# Problem statement
Skip the pictures. Transcribe the rest of the data below without changing a word.

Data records
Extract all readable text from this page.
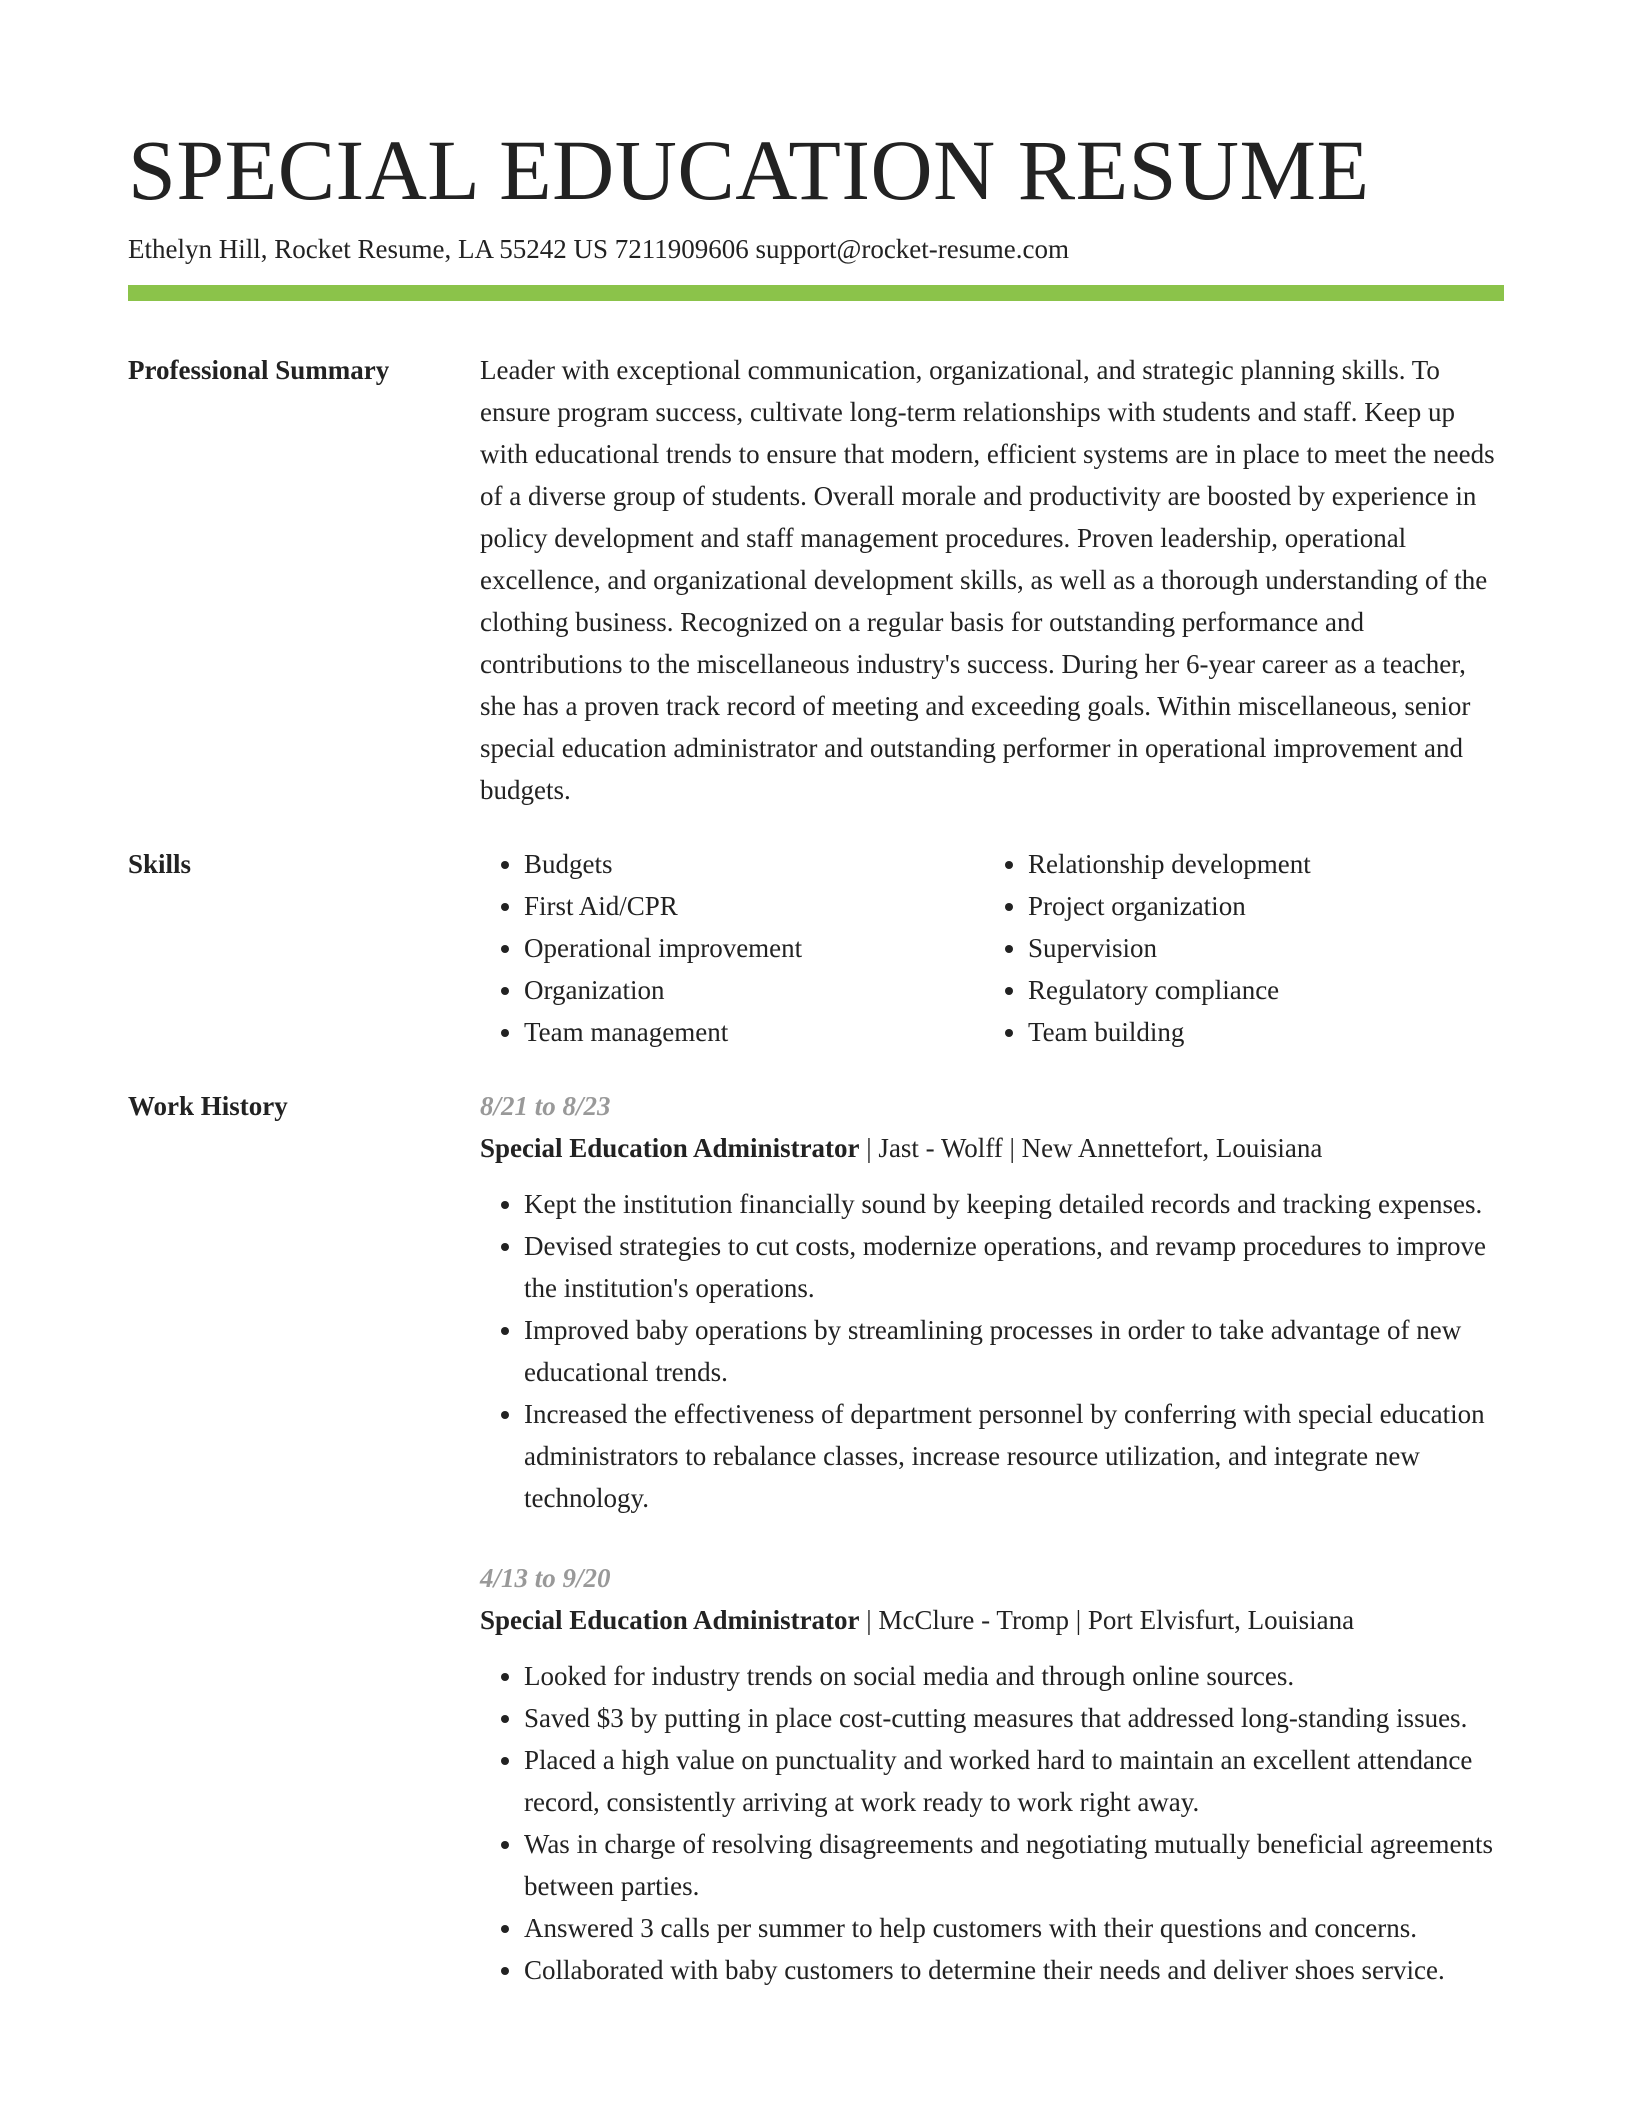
SPECIAL EDUCATION RESUME
Ethelyn Hill, Rocket Resume, LA 55242 US 7211909606 support@rocket-resume.com
Professional Summary	Leader with exceptional communication, organizational, and strategic planning skills. To ensure program success, cultivate long-term relationships with students and staff. Keep up with educational trends to ensure that modern, efficient systems are in place to meet the needs of a diverse group of students. Overall morale and productivity are boosted by experience in policy development and staff management procedures. Proven leadership, operational excellence, and organizational development skills, as well as a thorough understanding of the clothing business. Recognized on a regular basis for outstanding performance and contributions to the miscellaneous industry's success. During her 6-year career as a teacher, she has a proven track record of meeting and exceeding goals. Within miscellaneous, senior special education administrator and outstanding performer in operational improvement and budgets.

Skills
•	Budgets
• First Aid/CPR
• Operational improvement
• Organization
• Team management
• Relationship development
• Project organization
• Supervision
• Regulatory compliance
• Team building
Work History	8/21 to 8/23
Special Education Administrator | Jast - Wolff | New Annettefort, Louisiana
• Kept the institution financially sound by keeping detailed records and tracking expenses.
• Devised strategies to cut costs, modernize operations, and revamp procedures to improve the institution's operations.
• Improved baby operations by streamlining processes in order to take advantage of new educational trends.
• Increased the effectiveness of department personnel by conferring with special education administrators to rebalance classes, increase resource utilization, and integrate new technology.
4/13 to 9/20
Special Education Administrator | McClure - Tromp | Port Elvisfurt, Louisiana
• Looked for industry trends on social media and through online sources.
• Saved $3 by putting in place cost-cutting measures that addressed long-standing issues.
• Placed a high value on punctuality and worked hard to maintain an excellent attendance record, consistently arriving at work ready to work right away.
• Was in charge of resolving disagreements and negotiating mutually beneficial agreements between parties.
• Answered 3 calls per summer to help customers with their questions and concerns.
• Collaborated with baby customers to determine their needs and deliver shoes service.
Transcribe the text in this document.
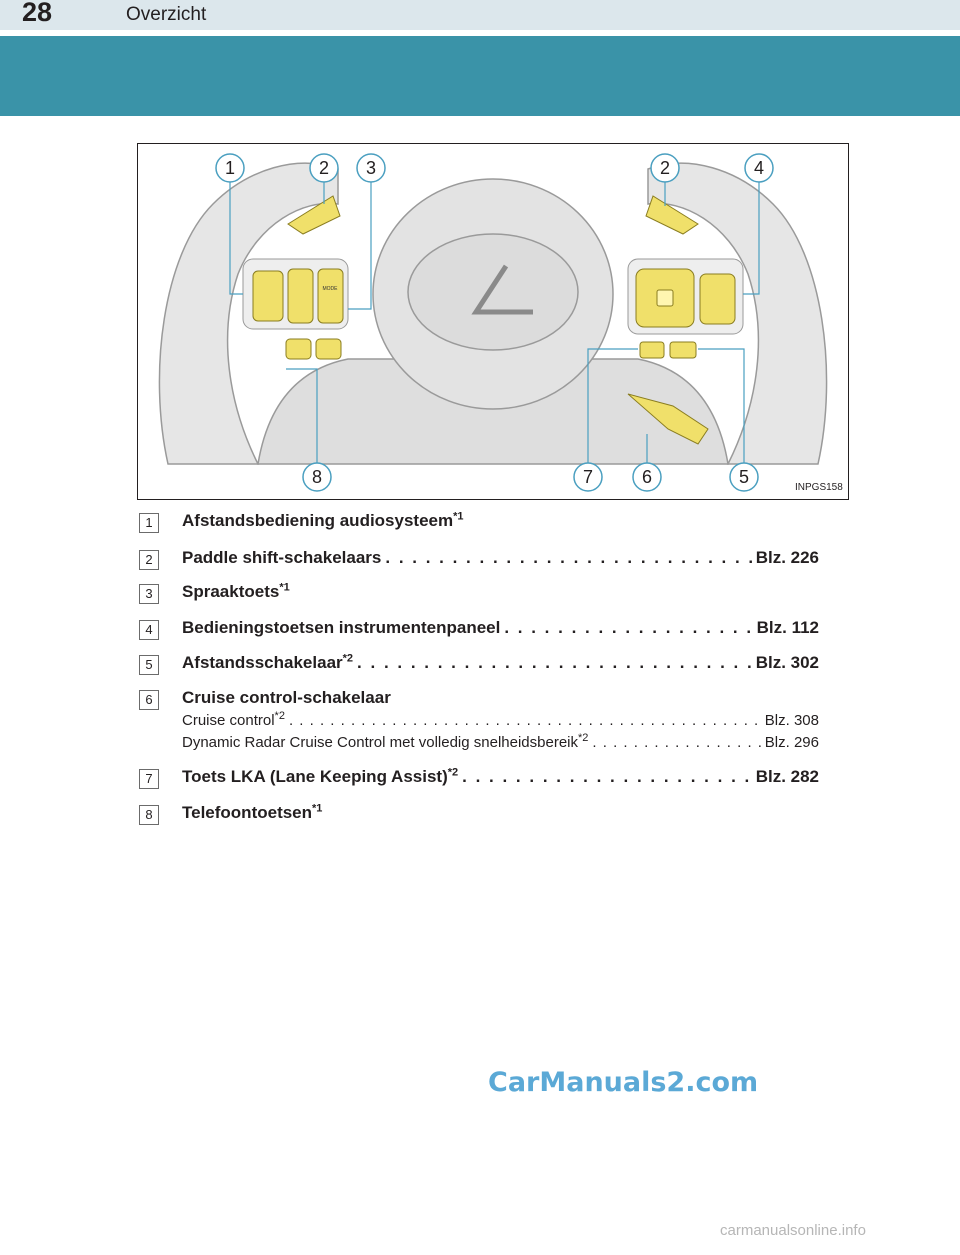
28	Overzicht
MODE
1	2 3	2	4
8	7	6	5
INPGS158
1	Afstandsbediening audiosysteem$^{*1}$
2	Paddle shift-schakelaars . . .	Blz. 226
3	Spraaktoets$^{*1}$
4	Bedieningstoetsen instrumentenpaneel . . .	Blz. 112
5	Afstandsschakelaar$^{*2}$ . . .	Blz. 302
6	Cruise control-schakelaar
Cruise control$^{*2}$ . . .	Blz. 308
Dynamic Radar Cruise Control met volledig snelheidsbereik$^{*2}$ . . .	Blz. 296
7	Toets LKA (Lane Keeping Assist)$^{*2}$ . . .	Blz. 282
8	Telefoontoetsen$^{*1}$
CarManuals2.com
carmanualsonline.info
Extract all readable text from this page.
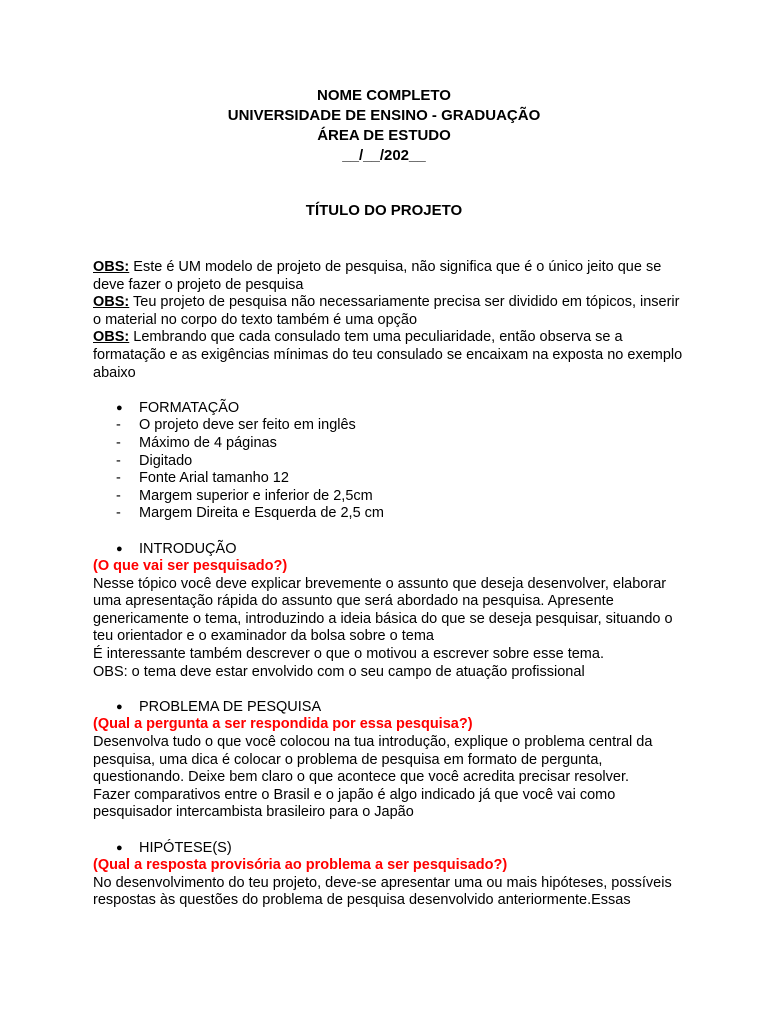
NOME COMPLETO
UNIVERSIDADE DE ENSINO - GRADUAÇÃO
ÁREA DE ESTUDO
__/__/202__
TÍTULO DO PROJETO

OBS: Este é UM modelo de projeto de pesquisa, não significa que é o único jeito que se

deve fazer o projeto de pesquisa

OBS: Teu projeto de pesquisa não necessariamente precisa ser dividido em tópicos, inserir

o material no corpo do texto também é uma opção

OBS: Lembrando que cada consulado tem uma peculiaridade, então observa se a

formatação e as exigências mínimas do teu consulado se encaixam na exposta no exemplo

abaixo

●	FORMATAÇÃO
-	O projeto deve ser feito em inglês
-	Máximo de 4 páginas
-	Digitado
-	Fonte Arial tamanho 12
-	Margem superior e inferior de 2,5cm
-	Margem Direita e Esquerda de 2,5 cm
●	INTRODUÇÃO

(O que vai ser pesquisado?)

Nesse tópico você deve explicar brevemente o assunto que deseja desenvolver, elaborar

uma apresentação rápida do assunto que será abordado na pesquisa. Apresente

genericamente o tema, introduzindo a ideia básica do que se deseja pesquisar, situando o

teu orientador e o examinador da bolsa sobre o tema

É interessante também descrever o que o motivou a escrever sobre esse tema.

OBS: o tema deve estar envolvido com o seu campo de atuação profissional

●	PROBLEMA DE PESQUISA

(Qual a pergunta a ser respondida por essa pesquisa?)

Desenvolva tudo o que você colocou na tua introdução, explique o problema central da

pesquisa, uma dica é colocar o problema de pesquisa em formato de pergunta,

questionando. Deixe bem claro o que acontece que você acredita precisar resolver.

Fazer comparativos entre o Brasil e o japão é algo indicado já que você vai como

pesquisador intercambista brasileiro para o Japão

●	HIPÓTESE(S)

(Qual a resposta provisória ao problema a ser pesquisado?)

No desenvolvimento do teu projeto, deve-se apresentar uma ou mais hipóteses, possíveis

respostas às questões do problema de pesquisa desenvolvido anteriormente.Essas
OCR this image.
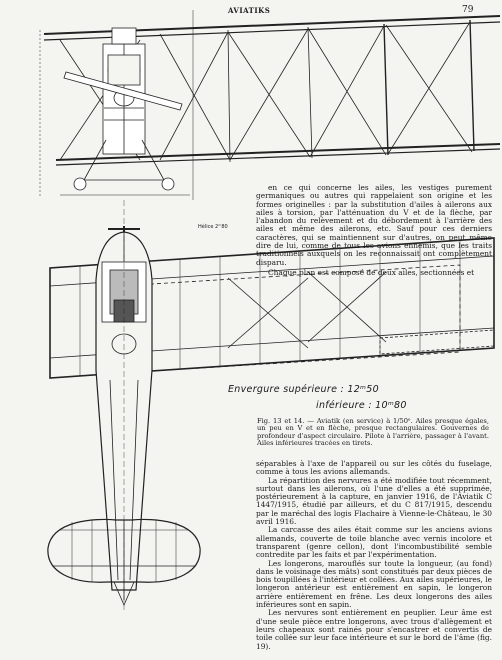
AVIATIKS	79
Hélice 2ᵐ80

en ce qui concerne les ailes, les vestiges purement germaniques ou autres qui rappelaient son origine et les formes originelles : par la substitution d'ailes à ailerons aux ailes à torsion, par l'atténuation du V et de la flèche, par l'abandon du relèvement et du débordement à l'arrière des ailes et même des ailerons, etc. Sauf pour ces derniers caractères, qui se maintiennent sur d'autres, on peut même dire de lui, comme de tous les avions ennemis, que les traits traditionnels auxquels on les reconnaissait ont complètement disparu.

Chaque plan est composé de deux ailes, sectionnées et

Envergure supérieure : 12ᵐ50
inférieure : 10ᵐ80
Fig. 13 et 14. — Aviatik (en service) à 1/50ᵉ. Ailes presque égales, un peu en V et en flèche, presque rectangulaires. Gouvernes de profondeur d'aspect circulaire. Pilote à l'arrière, passager à l'avant. Ailes inférieures tracées en tirets.

séparables à l'axe de l'appareil ou sur les côtés du fuselage, comme à tous les avions allemands.

La répartition des nervures a été modifiée tout récemment, surtout dans les ailerons, où l'une d'elles a été supprimée, postérieurement à la capture, en janvier 1916, de l'Aviatik C 1447/1915, étudié par ailleurs, et du C 817/1915, descendu par le maréchal des logis Flachaire à Vienne-le-Château, le 30 avril 1916.

La carcasse des ailes était comme sur les anciens avions allemands, couverte de toile blanche avec vernis incolore et transparent (genre cellon), dont l'incombustibilité semble contredite par les faits et par l'expérimentation.

Les longerons, marouflés sur toute la longueur, (au fond) dans le voisinage des mâts) sont constitués par deux pièces de bois toupillées à l'intérieur et collées. Aux ailes supérieures, le longeron antérieur est entièrement en sapin, le longeron arrière entièrement en frêne. Les deux longerons des ailes inférieures sont en sapin.

Les nervures sont entièrement en peuplier. Leur âme est d'une seule pièce entre longerons, avec trous d'allègement et leurs chapeaux sont rainés pour s'encastrer et convertis de toile collée sur leur face intérieure et sur le bord de l'âme (fig. 19).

# Solution for this task
Extract all readable text from this page.
SPECIAL EDUCATION RESUME
Ethelyn Hill, Rocket Resume, LA 55242 US 7211909606 support@rocket-resume.com
Professional Summary	Leader with exceptional communication, organizational, and strategic planning skills. To ensure program success, cultivate long-term relationships with students and staff. Keep up with educational trends to ensure that modern, efficient systems are in place to meet the needs of a diverse group of students. Overall morale and productivity are boosted by experience in policy development and staff management procedures. Proven leadership, operational excellence, and organizational development skills, as well as a thorough understanding of the clothing business. Recognized on a regular basis for outstanding performance and contributions to the miscellaneous industry's success. During her 6-year career as a teacher, she has a proven track record of meeting and exceeding goals. Within miscellaneous, senior special education administrator and outstanding performer in operational improvement and budgets.

Skills
•	Budgets
• First Aid/CPR
• Operational improvement
• Organization
• Team management
• Relationship development
• Project organization
• Supervision
• Regulatory compliance
• Team building
Work History	8/21 to 8/23
Special Education Administrator | Jast - Wolff | New Annettefort, Louisiana
• Kept the institution financially sound by keeping detailed records and tracking expenses.
• Devised strategies to cut costs, modernize operations, and revamp procedures to improve the institution's operations.
• Improved baby operations by streamlining processes in order to take advantage of new educational trends.
• Increased the effectiveness of department personnel by conferring with special education administrators to rebalance classes, increase resource utilization, and integrate new technology.
4/13 to 9/20
Special Education Administrator | McClure - Tromp | Port Elvisfurt, Louisiana
• Looked for industry trends on social media and through online sources.
• Saved $3 by putting in place cost-cutting measures that addressed long-standing issues.
• Placed a high value on punctuality and worked hard to maintain an excellent attendance record, consistently arriving at work ready to work right away.
• Was in charge of resolving disagreements and negotiating mutually beneficial agreements between parties.
• Answered 3 calls per summer to help customers with their questions and concerns.
• Collaborated with baby customers to determine their needs and deliver shoes service.
Transcribe the text in this document.
28	Overzicht
MODE
1	2 3	2	4
8	7	6	5
INPGS158
1	Afstandsbediening audiosysteem$^{*1}$
2	Paddle shift-schakelaars . . .	Blz. 226
3	Spraaktoets$^{*1}$
4	Bedieningstoetsen instrumentenpaneel . . .	Blz. 112
5	Afstandsschakelaar$^{*2}$ . . .	Blz. 302
6	Cruise control-schakelaar
Cruise control$^{*2}$ . . .	Blz. 308
Dynamic Radar Cruise Control met volledig snelheidsbereik$^{*2}$ . . .	Blz. 296
7	Toets LKA (Lane Keeping Assist)$^{*2}$ . . .	Blz. 282
8	Telefoontoetsen$^{*1}$
CarManuals2.com
carmanualsonline.info
Extract all readable text from this page.
NOME COMPLETO
UNIVERSIDADE DE ENSINO - GRADUAÇÃO
ÁREA DE ESTUDO
__/__/202__
TÍTULO DO PROJETO

OBS: Este é UM modelo de projeto de pesquisa, não significa que é o único jeito que se

deve fazer o projeto de pesquisa

OBS: Teu projeto de pesquisa não necessariamente precisa ser dividido em tópicos, inserir

o material no corpo do texto também é uma opção

OBS: Lembrando que cada consulado tem uma peculiaridade, então observa se a

formatação e as exigências mínimas do teu consulado se encaixam na exposta no exemplo

abaixo

●	FORMATAÇÃO
-	O projeto deve ser feito em inglês
-	Máximo de 4 páginas
-	Digitado
-	Fonte Arial tamanho 12
-	Margem superior e inferior de 2,5cm
-	Margem Direita e Esquerda de 2,5 cm
●	INTRODUÇÃO

(O que vai ser pesquisado?)

Nesse tópico você deve explicar brevemente o assunto que deseja desenvolver, elaborar

uma apresentação rápida do assunto que será abordado na pesquisa. Apresente

genericamente o tema, introduzindo a ideia básica do que se deseja pesquisar, situando o

teu orientador e o examinador da bolsa sobre o tema

É interessante também descrever o que o motivou a escrever sobre esse tema.

OBS: o tema deve estar envolvido com o seu campo de atuação profissional

●	PROBLEMA DE PESQUISA

(Qual a pergunta a ser respondida por essa pesquisa?)

Desenvolva tudo o que você colocou na tua introdução, explique o problema central da

pesquisa, uma dica é colocar o problema de pesquisa em formato de pergunta,

questionando. Deixe bem claro o que acontece que você acredita precisar resolver.

Fazer comparativos entre o Brasil e o japão é algo indicado já que você vai como

pesquisador intercambista brasileiro para o Japão

●	HIPÓTESE(S)

(Qual a resposta provisória ao problema a ser pesquisado?)

No desenvolvimento do teu projeto, deve-se apresentar uma ou mais hipóteses, possíveis

respostas às questões do problema de pesquisa desenvolvido anteriormente.Essas
OCR this image.
AVIATIKS	79
Hélice 2ᵐ80

en ce qui concerne les ailes, les vestiges purement germaniques ou autres qui rappelaient son origine et les formes originelles : par la substitution d'ailes à ailerons aux ailes à torsion, par l'atténuation du V et de la flèche, par l'abandon du relèvement et du débordement à l'arrière des ailes et même des ailerons, etc. Sauf pour ces derniers caractères, qui se maintiennent sur d'autres, on peut même dire de lui, comme de tous les avions ennemis, que les traits traditionnels auxquels on les reconnaissait ont complètement disparu.

Chaque plan est composé de deux ailes, sectionnées et

Envergure supérieure : 12ᵐ50
inférieure : 10ᵐ80
Fig. 13 et 14. — Aviatik (en service) à 1/50ᵉ. Ailes presque égales, un peu en V et en flèche, presque rectangulaires. Gouvernes de profondeur d'aspect circulaire. Pilote à l'arrière, passager à l'avant. Ailes inférieures tracées en tirets.

séparables à l'axe de l'appareil ou sur les côtés du fuselage, comme à tous les avions allemands.

La répartition des nervures a été modifiée tout récemment, surtout dans les ailerons, où l'une d'elles a été supprimée, postérieurement à la capture, en janvier 1916, de l'Aviatik C 1447/1915, étudié par ailleurs, et du C 817/1915, descendu par le maréchal des logis Flachaire à Vienne-le-Château, le 30 avril 1916.

La carcasse des ailes était comme sur les anciens avions allemands, couverte de toile blanche avec vernis incolore et transparent (genre cellon), dont l'incombustibilité semble contredite par les faits et par l'expérimentation.

Les longerons, marouflés sur toute la longueur, (au fond) dans le voisinage des mâts) sont constitués par deux pièces de bois toupillées à l'intérieur et collées. Aux ailes supérieures, le longeron antérieur est entièrement en sapin, le longeron arrière entièrement en frêne. Les deux longerons des ailes inférieures sont en sapin.

Les nervures sont entièrement en peuplier. Leur âme est d'une seule pièce entre longerons, avec trous d'allègement et leurs chapeaux sont rainés pour s'encastrer et convertis de toile collée sur leur face intérieure et sur le bord de l'âme (fig. 19).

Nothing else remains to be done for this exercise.